● STATED PROBLEM: Every entry that follows should be reproduced exactly.

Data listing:
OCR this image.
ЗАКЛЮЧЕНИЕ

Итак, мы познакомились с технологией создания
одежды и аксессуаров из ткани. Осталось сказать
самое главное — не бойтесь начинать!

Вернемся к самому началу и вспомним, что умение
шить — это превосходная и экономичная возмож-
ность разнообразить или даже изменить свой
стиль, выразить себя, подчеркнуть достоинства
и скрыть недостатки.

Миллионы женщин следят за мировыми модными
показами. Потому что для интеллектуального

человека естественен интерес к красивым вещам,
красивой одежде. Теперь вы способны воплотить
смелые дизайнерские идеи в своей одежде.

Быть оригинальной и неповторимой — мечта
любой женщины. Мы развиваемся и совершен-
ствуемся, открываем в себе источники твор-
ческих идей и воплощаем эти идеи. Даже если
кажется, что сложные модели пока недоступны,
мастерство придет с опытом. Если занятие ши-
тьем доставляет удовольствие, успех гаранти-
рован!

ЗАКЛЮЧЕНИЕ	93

● EXERCISE ANSWER:
OCR this image.
ЗАКЛЮЧЕНИЕ

Итак, мы познакомились с технологией создания
одежды и аксессуаров из ткани. Осталось сказать
самое главное — не бойтесь начинать!

Вернемся к самому началу и вспомним, что умение
шить — это превосходная и экономичная возмож-
ность разнообразить или даже изменить свой
стиль, выразить себя, подчеркнуть достоинства
и скрыть недостатки.

Миллионы женщин следят за мировыми модными
показами. Потому что для интеллектуального

человека естественен интерес к красивым вещам,
красивой одежде. Теперь вы способны воплотить
смелые дизайнерские идеи в своей одежде.

Быть оригинальной и неповторимой — мечта
любой женщины. Мы развиваемся и совершен-
ствуемся, открываем в себе источники твор-
ческих идей и воплощаем эти идеи. Даже если
кажется, что сложные модели пока недоступны,
мастерство придет с опытом. Если занятие ши-
тьем доставляет удовольствие, успех гаранти-
рован!

ЗАКЛЮЧЕНИЕ	93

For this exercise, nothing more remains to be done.